The entries are to be returned exactly, with images left out.

********************

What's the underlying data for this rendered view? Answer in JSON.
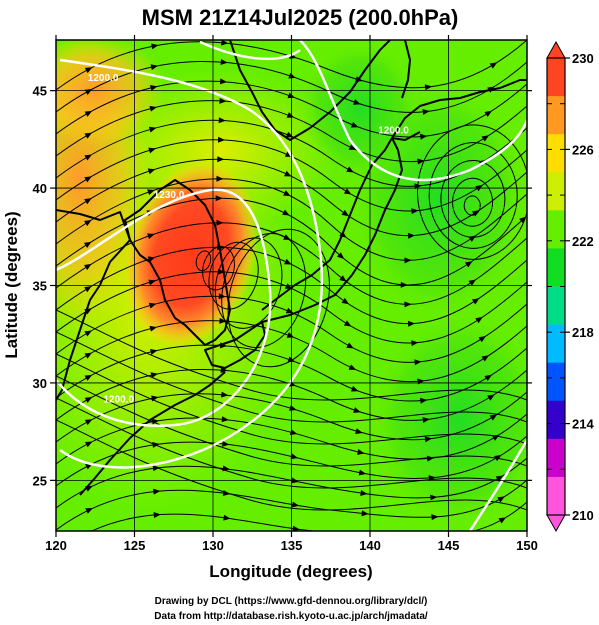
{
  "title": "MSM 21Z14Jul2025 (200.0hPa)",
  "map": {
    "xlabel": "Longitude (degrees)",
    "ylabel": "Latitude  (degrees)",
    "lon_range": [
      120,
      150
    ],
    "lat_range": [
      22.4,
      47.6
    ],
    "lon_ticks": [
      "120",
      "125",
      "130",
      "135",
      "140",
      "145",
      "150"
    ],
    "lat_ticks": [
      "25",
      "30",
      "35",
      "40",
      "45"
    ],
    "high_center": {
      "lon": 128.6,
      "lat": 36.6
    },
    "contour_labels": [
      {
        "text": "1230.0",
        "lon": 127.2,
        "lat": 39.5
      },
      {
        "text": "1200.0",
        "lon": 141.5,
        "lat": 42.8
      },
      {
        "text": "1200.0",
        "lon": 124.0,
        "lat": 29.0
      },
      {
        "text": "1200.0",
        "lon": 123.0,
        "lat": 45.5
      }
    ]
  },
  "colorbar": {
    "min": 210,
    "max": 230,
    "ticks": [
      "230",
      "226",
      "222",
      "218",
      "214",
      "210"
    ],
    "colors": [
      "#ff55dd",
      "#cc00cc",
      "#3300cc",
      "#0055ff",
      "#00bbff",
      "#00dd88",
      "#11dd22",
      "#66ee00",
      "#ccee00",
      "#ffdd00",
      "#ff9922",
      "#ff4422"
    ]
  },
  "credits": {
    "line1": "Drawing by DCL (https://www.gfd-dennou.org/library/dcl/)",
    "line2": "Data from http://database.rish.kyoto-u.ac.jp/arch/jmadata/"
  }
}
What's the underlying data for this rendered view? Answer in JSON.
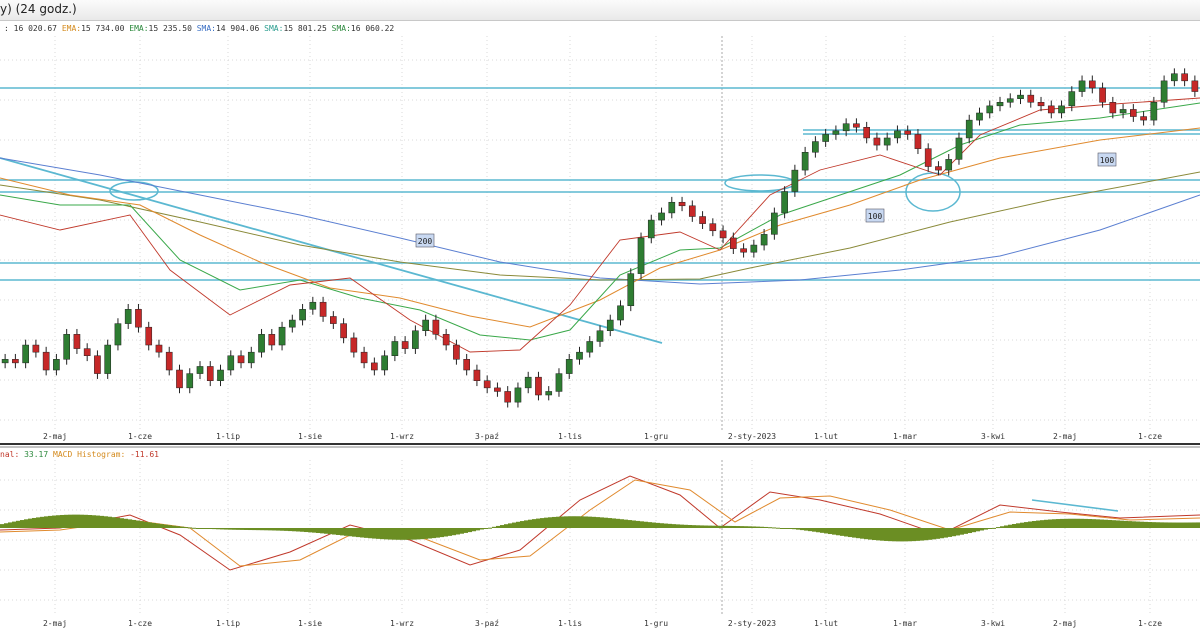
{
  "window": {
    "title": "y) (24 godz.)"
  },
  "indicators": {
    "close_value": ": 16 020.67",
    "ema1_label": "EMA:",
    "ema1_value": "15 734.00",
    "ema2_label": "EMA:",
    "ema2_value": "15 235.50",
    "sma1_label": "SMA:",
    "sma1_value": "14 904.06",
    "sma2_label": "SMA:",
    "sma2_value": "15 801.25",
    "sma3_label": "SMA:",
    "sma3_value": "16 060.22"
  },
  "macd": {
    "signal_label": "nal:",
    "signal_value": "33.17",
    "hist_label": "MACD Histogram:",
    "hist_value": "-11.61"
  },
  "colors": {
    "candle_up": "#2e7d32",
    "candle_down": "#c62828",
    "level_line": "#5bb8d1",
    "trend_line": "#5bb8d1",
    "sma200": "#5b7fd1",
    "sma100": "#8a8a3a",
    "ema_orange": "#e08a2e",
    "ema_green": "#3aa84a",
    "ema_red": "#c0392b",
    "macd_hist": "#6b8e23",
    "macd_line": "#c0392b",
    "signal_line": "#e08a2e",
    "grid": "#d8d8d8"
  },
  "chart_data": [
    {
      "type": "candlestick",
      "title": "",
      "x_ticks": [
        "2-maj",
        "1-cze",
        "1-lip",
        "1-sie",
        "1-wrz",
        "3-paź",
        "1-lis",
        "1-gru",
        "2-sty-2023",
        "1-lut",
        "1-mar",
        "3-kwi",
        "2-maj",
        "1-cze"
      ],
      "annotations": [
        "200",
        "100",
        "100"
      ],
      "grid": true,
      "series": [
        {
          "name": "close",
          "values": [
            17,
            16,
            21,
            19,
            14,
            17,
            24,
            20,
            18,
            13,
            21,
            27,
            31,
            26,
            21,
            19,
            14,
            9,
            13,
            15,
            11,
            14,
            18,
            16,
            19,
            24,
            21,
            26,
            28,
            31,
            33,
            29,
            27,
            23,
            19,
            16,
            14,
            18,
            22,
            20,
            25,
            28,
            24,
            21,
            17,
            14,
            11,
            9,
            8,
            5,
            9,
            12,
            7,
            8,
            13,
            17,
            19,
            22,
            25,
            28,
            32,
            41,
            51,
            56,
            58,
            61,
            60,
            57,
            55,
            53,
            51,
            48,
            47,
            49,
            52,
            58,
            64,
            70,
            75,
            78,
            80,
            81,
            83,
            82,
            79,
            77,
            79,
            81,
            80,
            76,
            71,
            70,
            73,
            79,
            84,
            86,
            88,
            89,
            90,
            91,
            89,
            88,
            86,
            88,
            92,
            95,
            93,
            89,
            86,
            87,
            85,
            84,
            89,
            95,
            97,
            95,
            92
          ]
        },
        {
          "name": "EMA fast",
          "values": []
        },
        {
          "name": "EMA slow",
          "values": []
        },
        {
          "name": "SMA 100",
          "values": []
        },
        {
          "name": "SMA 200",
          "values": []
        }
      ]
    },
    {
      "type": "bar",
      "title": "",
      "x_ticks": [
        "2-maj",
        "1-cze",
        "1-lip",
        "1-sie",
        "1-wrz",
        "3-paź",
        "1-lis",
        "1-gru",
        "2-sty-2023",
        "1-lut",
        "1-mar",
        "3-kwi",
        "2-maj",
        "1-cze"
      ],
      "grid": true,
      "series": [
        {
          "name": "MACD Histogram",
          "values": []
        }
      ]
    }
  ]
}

********************

Answer to this problem:
What's the underlying data for this rendered view? Answer in JSON.
{
  "title": "MSM 21Z14Jul2025 (200.0hPa)",
  "map": {
    "xlabel": "Longitude (degrees)",
    "ylabel": "Latitude  (degrees)",
    "lon_range": [
      120,
      150
    ],
    "lat_range": [
      22.4,
      47.6
    ],
    "lon_ticks": [
      "120",
      "125",
      "130",
      "135",
      "140",
      "145",
      "150"
    ],
    "lat_ticks": [
      "25",
      "30",
      "35",
      "40",
      "45"
    ],
    "high_center": {
      "lon": 128.6,
      "lat": 36.6
    },
    "contour_labels": [
      {
        "text": "1230.0",
        "lon": 127.2,
        "lat": 39.5
      },
      {
        "text": "1200.0",
        "lon": 141.5,
        "lat": 42.8
      },
      {
        "text": "1200.0",
        "lon": 124.0,
        "lat": 29.0
      },
      {
        "text": "1200.0",
        "lon": 123.0,
        "lat": 45.5
      }
    ]
  },
  "colorbar": {
    "min": 210,
    "max": 230,
    "ticks": [
      "230",
      "226",
      "222",
      "218",
      "214",
      "210"
    ],
    "colors": [
      "#ff55dd",
      "#cc00cc",
      "#3300cc",
      "#0055ff",
      "#00bbff",
      "#00dd88",
      "#11dd22",
      "#66ee00",
      "#ccee00",
      "#ffdd00",
      "#ff9922",
      "#ff4422"
    ]
  },
  "credits": {
    "line1": "Drawing by DCL (https://www.gfd-dennou.org/library/dcl/)",
    "line2": "Data from http://database.rish.kyoto-u.ac.jp/arch/jmadata/"
  }
}
What's the underlying data for this rendered view? Answer in JSON.
{
  "window": {
    "title": "y) (24 godz.)"
  },
  "indicators": {
    "close_value": ": 16 020.67",
    "ema1_label": "EMA:",
    "ema1_value": "15 734.00",
    "ema2_label": "EMA:",
    "ema2_value": "15 235.50",
    "sma1_label": "SMA:",
    "sma1_value": "14 904.06",
    "sma2_label": "SMA:",
    "sma2_value": "15 801.25",
    "sma3_label": "SMA:",
    "sma3_value": "16 060.22"
  },
  "macd": {
    "signal_label": "nal:",
    "signal_value": "33.17",
    "hist_label": "MACD Histogram:",
    "hist_value": "-11.61"
  },
  "colors": {
    "candle_up": "#2e7d32",
    "candle_down": "#c62828",
    "level_line": "#5bb8d1",
    "trend_line": "#5bb8d1",
    "sma200": "#5b7fd1",
    "sma100": "#8a8a3a",
    "ema_orange": "#e08a2e",
    "ema_green": "#3aa84a",
    "ema_red": "#c0392b",
    "macd_hist": "#6b8e23",
    "macd_line": "#c0392b",
    "signal_line": "#e08a2e",
    "grid": "#d8d8d8"
  },
  "chart_data": [
    {
      "type": "candlestick",
      "title": "",
      "x_ticks": [
        "2-maj",
        "1-cze",
        "1-lip",
        "1-sie",
        "1-wrz",
        "3-paź",
        "1-lis",
        "1-gru",
        "2-sty-2023",
        "1-lut",
        "1-mar",
        "3-kwi",
        "2-maj",
        "1-cze"
      ],
      "annotations": [
        "200",
        "100",
        "100"
      ],
      "grid": true,
      "series": [
        {
          "name": "close",
          "values": [
            17,
            16,
            21,
            19,
            14,
            17,
            24,
            20,
            18,
            13,
            21,
            27,
            31,
            26,
            21,
            19,
            14,
            9,
            13,
            15,
            11,
            14,
            18,
            16,
            19,
            24,
            21,
            26,
            28,
            31,
            33,
            29,
            27,
            23,
            19,
            16,
            14,
            18,
            22,
            20,
            25,
            28,
            24,
            21,
            17,
            14,
            11,
            9,
            8,
            5,
            9,
            12,
            7,
            8,
            13,
            17,
            19,
            22,
            25,
            28,
            32,
            41,
            51,
            56,
            58,
            61,
            60,
            57,
            55,
            53,
            51,
            48,
            47,
            49,
            52,
            58,
            64,
            70,
            75,
            78,
            80,
            81,
            83,
            82,
            79,
            77,
            79,
            81,
            80,
            76,
            71,
            70,
            73,
            79,
            84,
            86,
            88,
            89,
            90,
            91,
            89,
            88,
            86,
            88,
            92,
            95,
            93,
            89,
            86,
            87,
            85,
            84,
            89,
            95,
            97,
            95,
            92
          ]
        },
        {
          "name": "EMA fast",
          "values": []
        },
        {
          "name": "EMA slow",
          "values": []
        },
        {
          "name": "SMA 100",
          "values": []
        },
        {
          "name": "SMA 200",
          "values": []
        }
      ]
    },
    {
      "type": "bar",
      "title": "",
      "x_ticks": [
        "2-maj",
        "1-cze",
        "1-lip",
        "1-sie",
        "1-wrz",
        "3-paź",
        "1-lis",
        "1-gru",
        "2-sty-2023",
        "1-lut",
        "1-mar",
        "3-kwi",
        "2-maj",
        "1-cze"
      ],
      "grid": true,
      "series": [
        {
          "name": "MACD Histogram",
          "values": []
        }
      ]
    }
  ]
}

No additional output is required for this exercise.